Entries from a dataset
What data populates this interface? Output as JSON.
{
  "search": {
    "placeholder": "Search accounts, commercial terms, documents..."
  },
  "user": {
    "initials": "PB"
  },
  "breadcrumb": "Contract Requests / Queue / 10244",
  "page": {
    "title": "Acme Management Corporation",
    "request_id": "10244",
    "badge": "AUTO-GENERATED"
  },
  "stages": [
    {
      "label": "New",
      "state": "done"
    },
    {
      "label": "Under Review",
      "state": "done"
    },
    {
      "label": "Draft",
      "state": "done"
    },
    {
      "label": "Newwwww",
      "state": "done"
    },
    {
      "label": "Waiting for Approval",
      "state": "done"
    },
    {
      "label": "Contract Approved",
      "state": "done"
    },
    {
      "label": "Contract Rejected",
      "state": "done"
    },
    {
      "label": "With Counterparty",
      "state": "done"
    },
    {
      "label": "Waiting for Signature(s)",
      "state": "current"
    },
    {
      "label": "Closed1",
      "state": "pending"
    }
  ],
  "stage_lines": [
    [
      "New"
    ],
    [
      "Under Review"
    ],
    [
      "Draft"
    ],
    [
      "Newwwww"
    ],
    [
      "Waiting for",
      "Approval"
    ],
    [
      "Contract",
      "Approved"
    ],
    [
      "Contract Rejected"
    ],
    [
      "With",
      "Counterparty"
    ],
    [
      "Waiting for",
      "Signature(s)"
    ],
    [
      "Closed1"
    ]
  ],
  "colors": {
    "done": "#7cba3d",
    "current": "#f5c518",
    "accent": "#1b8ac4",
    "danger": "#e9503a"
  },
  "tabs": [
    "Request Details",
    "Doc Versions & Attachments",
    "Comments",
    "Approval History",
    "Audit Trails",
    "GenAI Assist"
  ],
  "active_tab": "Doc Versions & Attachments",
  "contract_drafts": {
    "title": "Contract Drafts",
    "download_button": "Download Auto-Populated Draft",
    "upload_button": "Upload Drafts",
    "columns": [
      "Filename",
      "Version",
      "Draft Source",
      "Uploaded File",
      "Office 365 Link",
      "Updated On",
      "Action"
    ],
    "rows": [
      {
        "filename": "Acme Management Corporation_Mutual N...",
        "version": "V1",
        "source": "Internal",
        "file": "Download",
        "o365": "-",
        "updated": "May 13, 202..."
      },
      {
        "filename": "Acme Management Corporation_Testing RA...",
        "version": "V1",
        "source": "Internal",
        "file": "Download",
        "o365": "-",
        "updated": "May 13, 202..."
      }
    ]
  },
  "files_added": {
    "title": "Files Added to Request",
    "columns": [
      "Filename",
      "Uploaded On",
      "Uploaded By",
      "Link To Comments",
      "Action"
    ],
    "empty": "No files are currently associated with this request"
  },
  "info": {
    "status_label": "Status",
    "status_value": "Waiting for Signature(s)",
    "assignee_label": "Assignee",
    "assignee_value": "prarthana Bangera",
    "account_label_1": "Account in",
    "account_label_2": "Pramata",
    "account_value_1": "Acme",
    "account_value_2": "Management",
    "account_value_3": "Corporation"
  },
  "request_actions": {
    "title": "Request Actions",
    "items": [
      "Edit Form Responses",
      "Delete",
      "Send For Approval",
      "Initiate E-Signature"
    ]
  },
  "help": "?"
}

→ Task requirements:
Extract the complete set of records unchanged.

→ Correct result:
What data populates this interface? Output as JSON.
{
  "search": {
    "placeholder": "Search accounts, commercial terms, documents..."
  },
  "user": {
    "initials": "PB"
  },
  "breadcrumb": "Contract Requests / Queue / 10244",
  "page": {
    "title": "Acme Management Corporation",
    "request_id": "10244",
    "badge": "AUTO-GENERATED"
  },
  "stages": [
    {
      "label": "New",
      "state": "done"
    },
    {
      "label": "Under Review",
      "state": "done"
    },
    {
      "label": "Draft",
      "state": "done"
    },
    {
      "label": "Newwwww",
      "state": "done"
    },
    {
      "label": "Waiting for Approval",
      "state": "done"
    },
    {
      "label": "Contract Approved",
      "state": "done"
    },
    {
      "label": "Contract Rejected",
      "state": "done"
    },
    {
      "label": "With Counterparty",
      "state": "done"
    },
    {
      "label": "Waiting for Signature(s)",
      "state": "current"
    },
    {
      "label": "Closed1",
      "state": "pending"
    }
  ],
  "stage_lines": [
    [
      "New"
    ],
    [
      "Under Review"
    ],
    [
      "Draft"
    ],
    [
      "Newwwww"
    ],
    [
      "Waiting for",
      "Approval"
    ],
    [
      "Contract",
      "Approved"
    ],
    [
      "Contract Rejected"
    ],
    [
      "With",
      "Counterparty"
    ],
    [
      "Waiting for",
      "Signature(s)"
    ],
    [
      "Closed1"
    ]
  ],
  "colors": {
    "done": "#7cba3d",
    "current": "#f5c518",
    "accent": "#1b8ac4",
    "danger": "#e9503a"
  },
  "tabs": [
    "Request Details",
    "Doc Versions & Attachments",
    "Comments",
    "Approval History",
    "Audit Trails",
    "GenAI Assist"
  ],
  "active_tab": "Doc Versions & Attachments",
  "contract_drafts": {
    "title": "Contract Drafts",
    "download_button": "Download Auto-Populated Draft",
    "upload_button": "Upload Drafts",
    "columns": [
      "Filename",
      "Version",
      "Draft Source",
      "Uploaded File",
      "Office 365 Link",
      "Updated On",
      "Action"
    ],
    "rows": [
      {
        "filename": "Acme Management Corporation_Mutual N...",
        "version": "V1",
        "source": "Internal",
        "file": "Download",
        "o365": "-",
        "updated": "May 13, 202..."
      },
      {
        "filename": "Acme Management Corporation_Testing RA...",
        "version": "V1",
        "source": "Internal",
        "file": "Download",
        "o365": "-",
        "updated": "May 13, 202..."
      }
    ]
  },
  "files_added": {
    "title": "Files Added to Request",
    "columns": [
      "Filename",
      "Uploaded On",
      "Uploaded By",
      "Link To Comments",
      "Action"
    ],
    "empty": "No files are currently associated with this request"
  },
  "info": {
    "status_label": "Status",
    "status_value": "Waiting for Signature(s)",
    "assignee_label": "Assignee",
    "assignee_value": "prarthana Bangera",
    "account_label_1": "Account in",
    "account_label_2": "Pramata",
    "account_value_1": "Acme",
    "account_value_2": "Management",
    "account_value_3": "Corporation"
  },
  "request_actions": {
    "title": "Request Actions",
    "items": [
      "Edit Form Responses",
      "Delete",
      "Send For Approval",
      "Initiate E-Signature"
    ]
  },
  "help": "?"
}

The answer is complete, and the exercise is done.